La domanda di pronuncia pregiudiziale verte sull’interpretazione degli articoli 30 TFUE e 110 TFUE. La domanda è stata presentata nell’ambito di una controversia pendente tra un’ impresa con sede in Belgio specializzata nella produzione di concimi agricoli e l’agenzia del governo fiammingo responsabile della pianificazione e della gestione degli spazi pubblici nella regione fiamminga.
Nell’ambito della sua attività, tale impresa importa letame proveniente da altri Paesi, che trasforma in ammendanti e concimi organici, che vengono successivamente esportati verso altri Stati membri dell’UE.
L’impresa, sulla base di quanto previsto dalla normativa interna, vale  a dire l’articolo 21, par. 5, del decreto sui concimi, è stata assoggettata ad un prelievo.
In seguito a detta imposizione, la questione è stata affrontata in sede di contenzioso e l’autorità giurisdizionale adita ha sollevato, dinanzi alla Corte di giustizia dell’Unione europea, alcune questioni pregiudiziali.
Con una prima questione, si chiede in sostanza se l’articolo 30 TFUE e 110 TFUE debbano essere interpretati nel senso che ostano a un dazio, quale quello di cui al citato articolo 21 del decreto sui concimi, che è applicabile soltanto alle importazioni nella regione fiamminga di eccedenze di effluenti di allevamenti e di altri concimi, che è dovuto dall’importatore, mentre invece la tassa sulle eccedenze di concimi prodotti all’interno del territorio fiammingo è dovuta dal produttore e che è calcolato secondo una aliquota uniforme, mentre il dazio di base cui sono soggetti gli effluenti di allevamento prodotti nel territorio fiammingo è calcolato in base ad una aliquota che varia in funzione del processo produttivo.

[VOCI DEL DATASET]:
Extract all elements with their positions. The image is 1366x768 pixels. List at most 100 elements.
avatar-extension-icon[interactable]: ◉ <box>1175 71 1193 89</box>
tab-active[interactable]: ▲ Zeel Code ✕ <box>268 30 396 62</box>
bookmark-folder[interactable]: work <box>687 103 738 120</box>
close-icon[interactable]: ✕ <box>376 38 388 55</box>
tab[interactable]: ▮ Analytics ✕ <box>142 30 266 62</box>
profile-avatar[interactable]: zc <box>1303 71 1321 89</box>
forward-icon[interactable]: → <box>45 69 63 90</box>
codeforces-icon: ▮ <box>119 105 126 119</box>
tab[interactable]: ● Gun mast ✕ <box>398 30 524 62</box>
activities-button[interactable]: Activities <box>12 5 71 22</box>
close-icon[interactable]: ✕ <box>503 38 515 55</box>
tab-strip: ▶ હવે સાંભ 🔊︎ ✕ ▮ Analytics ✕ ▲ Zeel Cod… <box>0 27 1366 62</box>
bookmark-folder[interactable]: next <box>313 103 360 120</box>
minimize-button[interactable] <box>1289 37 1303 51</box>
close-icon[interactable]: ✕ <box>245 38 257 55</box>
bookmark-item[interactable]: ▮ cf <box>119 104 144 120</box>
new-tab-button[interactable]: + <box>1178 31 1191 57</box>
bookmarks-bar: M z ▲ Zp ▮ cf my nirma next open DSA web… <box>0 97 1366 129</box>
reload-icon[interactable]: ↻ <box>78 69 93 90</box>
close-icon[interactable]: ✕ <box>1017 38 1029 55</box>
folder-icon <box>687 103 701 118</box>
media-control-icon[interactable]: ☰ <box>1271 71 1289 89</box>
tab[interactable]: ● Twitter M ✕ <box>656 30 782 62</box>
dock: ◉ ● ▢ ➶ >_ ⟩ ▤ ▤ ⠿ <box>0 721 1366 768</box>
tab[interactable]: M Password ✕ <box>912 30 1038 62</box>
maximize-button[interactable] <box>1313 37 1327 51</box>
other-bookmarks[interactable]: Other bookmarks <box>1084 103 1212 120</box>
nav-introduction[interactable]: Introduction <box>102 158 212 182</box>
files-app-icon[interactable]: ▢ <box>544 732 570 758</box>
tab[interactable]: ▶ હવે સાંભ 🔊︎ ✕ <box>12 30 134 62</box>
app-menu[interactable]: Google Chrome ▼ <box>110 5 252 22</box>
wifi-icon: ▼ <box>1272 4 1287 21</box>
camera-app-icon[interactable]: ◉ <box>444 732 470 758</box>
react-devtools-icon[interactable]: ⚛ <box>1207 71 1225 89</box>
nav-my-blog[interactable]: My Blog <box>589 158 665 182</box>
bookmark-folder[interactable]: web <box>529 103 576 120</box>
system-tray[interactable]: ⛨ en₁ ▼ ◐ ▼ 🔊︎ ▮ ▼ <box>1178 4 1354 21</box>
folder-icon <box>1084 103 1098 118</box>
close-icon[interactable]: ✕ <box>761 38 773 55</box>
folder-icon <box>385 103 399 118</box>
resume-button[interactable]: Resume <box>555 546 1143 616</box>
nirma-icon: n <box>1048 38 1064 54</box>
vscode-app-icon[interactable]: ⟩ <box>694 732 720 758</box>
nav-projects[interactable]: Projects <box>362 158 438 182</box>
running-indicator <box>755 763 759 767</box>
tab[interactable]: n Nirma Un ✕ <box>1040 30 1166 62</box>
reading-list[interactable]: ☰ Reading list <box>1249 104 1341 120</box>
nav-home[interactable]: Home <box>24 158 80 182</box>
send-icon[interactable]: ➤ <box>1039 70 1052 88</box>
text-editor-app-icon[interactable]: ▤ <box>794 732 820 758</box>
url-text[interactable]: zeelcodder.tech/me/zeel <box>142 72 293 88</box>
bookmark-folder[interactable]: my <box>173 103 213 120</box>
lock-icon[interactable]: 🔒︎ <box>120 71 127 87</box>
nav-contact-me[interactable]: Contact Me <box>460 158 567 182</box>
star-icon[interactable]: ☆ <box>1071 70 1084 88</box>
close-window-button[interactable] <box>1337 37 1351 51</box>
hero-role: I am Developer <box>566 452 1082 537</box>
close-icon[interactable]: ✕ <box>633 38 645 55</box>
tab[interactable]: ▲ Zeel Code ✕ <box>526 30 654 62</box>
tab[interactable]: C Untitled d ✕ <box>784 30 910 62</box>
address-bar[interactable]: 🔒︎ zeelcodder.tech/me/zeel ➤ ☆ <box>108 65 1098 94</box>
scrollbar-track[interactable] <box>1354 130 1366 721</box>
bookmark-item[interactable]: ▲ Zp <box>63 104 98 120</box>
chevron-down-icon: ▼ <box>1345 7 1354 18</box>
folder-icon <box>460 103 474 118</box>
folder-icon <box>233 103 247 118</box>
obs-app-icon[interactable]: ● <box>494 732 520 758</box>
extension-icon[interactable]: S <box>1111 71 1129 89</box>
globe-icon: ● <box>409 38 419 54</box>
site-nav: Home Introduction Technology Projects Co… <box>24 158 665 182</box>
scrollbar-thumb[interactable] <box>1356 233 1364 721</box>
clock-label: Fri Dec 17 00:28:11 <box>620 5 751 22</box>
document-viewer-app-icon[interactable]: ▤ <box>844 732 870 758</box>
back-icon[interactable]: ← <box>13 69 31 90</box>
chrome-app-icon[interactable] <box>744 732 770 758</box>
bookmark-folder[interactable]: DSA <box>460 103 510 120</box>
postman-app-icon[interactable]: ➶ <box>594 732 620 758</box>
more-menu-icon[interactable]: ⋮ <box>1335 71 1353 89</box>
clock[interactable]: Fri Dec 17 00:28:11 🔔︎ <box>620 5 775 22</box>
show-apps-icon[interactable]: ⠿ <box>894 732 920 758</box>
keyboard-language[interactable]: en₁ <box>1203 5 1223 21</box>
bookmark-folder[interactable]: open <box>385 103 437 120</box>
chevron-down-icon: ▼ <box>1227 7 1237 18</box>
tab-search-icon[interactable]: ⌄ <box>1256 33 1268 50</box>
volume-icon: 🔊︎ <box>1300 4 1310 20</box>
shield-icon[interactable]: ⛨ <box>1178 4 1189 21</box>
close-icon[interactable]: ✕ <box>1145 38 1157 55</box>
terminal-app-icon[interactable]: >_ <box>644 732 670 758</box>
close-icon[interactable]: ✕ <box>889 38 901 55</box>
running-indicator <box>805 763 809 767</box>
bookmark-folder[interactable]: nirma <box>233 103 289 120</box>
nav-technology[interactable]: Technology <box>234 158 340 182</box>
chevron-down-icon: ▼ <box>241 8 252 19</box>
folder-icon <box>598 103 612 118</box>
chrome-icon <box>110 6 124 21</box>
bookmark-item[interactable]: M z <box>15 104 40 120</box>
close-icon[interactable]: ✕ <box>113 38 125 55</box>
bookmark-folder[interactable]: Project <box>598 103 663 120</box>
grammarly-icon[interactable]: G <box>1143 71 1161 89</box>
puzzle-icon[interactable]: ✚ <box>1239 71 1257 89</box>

[CONSEGNE DELL'ESERCIZIO]:
1. Secondo il brano selezionato, in base a quale norma interna l'impresa è stata assoggettata al prelievo?
2. Spiega, secondo il brano selezionato, come si è arrivati al contenzioso.
3. Indica se ciascuna affermazione concorda con il brano selezionato e riporta le parole che lo stabiliscono.
(a) La tassa sulle eccedenze di concimi prodotti nel territorio fiammingo è dovuta dall'importatore.
(b) L'impresa esporta gli ammendanti e i concimi organici verso altri Stati membri dell'UE.
(c) Il dazio sulle importazioni è calcolato con un'aliquota che varia in funzione del processo produttivo.

[SOLUZIONI]:
1. In base all'articolo 21, par. 5, del decreto sui concimi.

2. L'impresa è stata assoggettata a un prelievo previsto dall'articolo 21, par. 5, del decreto sui concimi. In seguito a questa imposizione la questione è stata portata in sede di contenzioso.

3.
(a) No: "la tassa sulle eccedenze di concimi prodotti all’interno del territorio fiammingo è dovuta dal produttore".
(b) Sì: "che vengono successivamente esportati verso altri Stati membri dell’UE".
(c) No: "che è calcolato secondo una aliquota uniforme".